*Extrait du texte:*
+===+
0.4. La conformité des modifications
de la Constitution, au fond, avec les normes européennes pour ce
qui est de:
0.4.1. La séparation des pouvoirs et les freins et
contrepoids: la Commission de Venise a relevé qu’«[u]n
régime présidentiel doit comporter de puissants freins et contrepoids.
Il est essentiel, en particulier, que la justice y soit forte et
indépendante», car les différends entre le pouvoir exécutif et le
pouvoir législatif «doivent souvent être tranchés par les tribunaux»
+===+
[Données sur les éléments et leurs coordonnées]

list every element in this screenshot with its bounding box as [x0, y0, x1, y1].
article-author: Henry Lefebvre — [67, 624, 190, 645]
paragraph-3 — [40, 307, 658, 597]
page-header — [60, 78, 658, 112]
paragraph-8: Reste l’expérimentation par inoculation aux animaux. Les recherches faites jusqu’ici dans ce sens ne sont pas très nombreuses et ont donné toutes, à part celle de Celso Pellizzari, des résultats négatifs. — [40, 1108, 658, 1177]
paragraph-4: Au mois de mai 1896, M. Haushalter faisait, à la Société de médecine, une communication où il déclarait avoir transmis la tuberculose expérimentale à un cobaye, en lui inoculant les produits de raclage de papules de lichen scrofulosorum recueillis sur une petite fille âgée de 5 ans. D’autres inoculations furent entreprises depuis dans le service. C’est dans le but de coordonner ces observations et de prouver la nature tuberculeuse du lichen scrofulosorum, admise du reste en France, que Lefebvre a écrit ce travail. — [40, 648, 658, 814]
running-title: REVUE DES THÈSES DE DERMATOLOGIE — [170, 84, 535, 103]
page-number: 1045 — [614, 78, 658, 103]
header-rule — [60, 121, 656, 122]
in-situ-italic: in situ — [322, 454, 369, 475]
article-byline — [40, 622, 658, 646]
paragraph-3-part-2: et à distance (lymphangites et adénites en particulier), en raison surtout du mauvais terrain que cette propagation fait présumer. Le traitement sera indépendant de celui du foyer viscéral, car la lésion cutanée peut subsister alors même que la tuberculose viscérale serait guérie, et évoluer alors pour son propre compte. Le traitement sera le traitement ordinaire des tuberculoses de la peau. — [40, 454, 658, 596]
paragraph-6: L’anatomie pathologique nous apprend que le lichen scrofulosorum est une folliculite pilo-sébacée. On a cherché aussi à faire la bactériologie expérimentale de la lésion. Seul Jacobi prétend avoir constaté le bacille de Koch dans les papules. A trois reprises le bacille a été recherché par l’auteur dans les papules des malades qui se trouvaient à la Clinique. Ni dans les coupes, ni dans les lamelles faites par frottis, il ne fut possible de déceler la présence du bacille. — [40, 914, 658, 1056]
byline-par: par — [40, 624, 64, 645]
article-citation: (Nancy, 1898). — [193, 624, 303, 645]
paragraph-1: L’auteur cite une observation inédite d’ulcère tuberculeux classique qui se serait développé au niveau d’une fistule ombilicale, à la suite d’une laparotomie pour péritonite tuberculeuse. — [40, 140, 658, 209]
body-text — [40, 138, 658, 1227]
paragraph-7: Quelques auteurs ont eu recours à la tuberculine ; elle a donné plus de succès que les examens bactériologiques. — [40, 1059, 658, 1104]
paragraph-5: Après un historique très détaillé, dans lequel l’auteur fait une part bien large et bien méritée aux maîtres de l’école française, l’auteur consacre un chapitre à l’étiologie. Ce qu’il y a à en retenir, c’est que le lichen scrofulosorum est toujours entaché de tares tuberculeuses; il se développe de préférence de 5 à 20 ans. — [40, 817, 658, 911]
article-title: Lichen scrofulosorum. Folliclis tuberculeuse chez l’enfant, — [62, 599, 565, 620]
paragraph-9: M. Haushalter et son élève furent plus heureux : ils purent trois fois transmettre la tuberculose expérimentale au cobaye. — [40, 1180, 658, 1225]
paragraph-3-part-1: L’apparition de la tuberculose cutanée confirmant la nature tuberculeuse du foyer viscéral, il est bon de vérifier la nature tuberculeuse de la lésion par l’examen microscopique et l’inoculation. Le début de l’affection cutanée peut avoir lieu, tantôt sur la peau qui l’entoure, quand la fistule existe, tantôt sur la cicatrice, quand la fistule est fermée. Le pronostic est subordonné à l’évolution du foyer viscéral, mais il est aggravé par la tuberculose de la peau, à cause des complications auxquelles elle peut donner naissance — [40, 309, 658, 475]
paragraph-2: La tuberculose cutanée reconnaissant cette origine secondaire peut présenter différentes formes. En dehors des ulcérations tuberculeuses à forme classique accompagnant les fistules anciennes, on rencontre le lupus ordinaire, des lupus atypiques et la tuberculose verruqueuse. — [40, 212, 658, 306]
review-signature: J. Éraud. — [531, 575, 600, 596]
+===+
*Problème posé A:* D'après l'extrait sur les modifications de la Constitution, pourquoi la Commission de Venise juge-t-elle essentielle une justice forte et indépendante dans un régime présidentiel ?
*Problème posé B:* Reproduisez le passage de l'extrait sur les modifications de la Constitution qui va de « 0.4. La conformité » à « freins et contrepoids. », ces deux bornes comprises.
*Problème posé C:* Selon la Commission de Venise, citée dans l'extrait sur les modifications de la Constitution, que doit comporter un régime présidentiel ?

*Résultat final A:* Selon la Commission de Venise, la justice doit être forte et indépendante dans un régime présidentiel, car les différends entre le pouvoir exécutif et le pouvoir législatif doivent souvent être tranchés par les tribunaux.

*Résultat final B:*
0.4. La conformité des modifications
de la Constitution, au fond, avec les normes européennes pour ce
qui est de:
0.4.1. La séparation des pouvoirs et les freins et
contrepoids: la Commission de Venise a relevé qu’«[u]n
régime présidentiel doit comporter de puissants freins et contrepoids.

*Résultat final C:* Il doit comporter de puissants freins et contrepoids.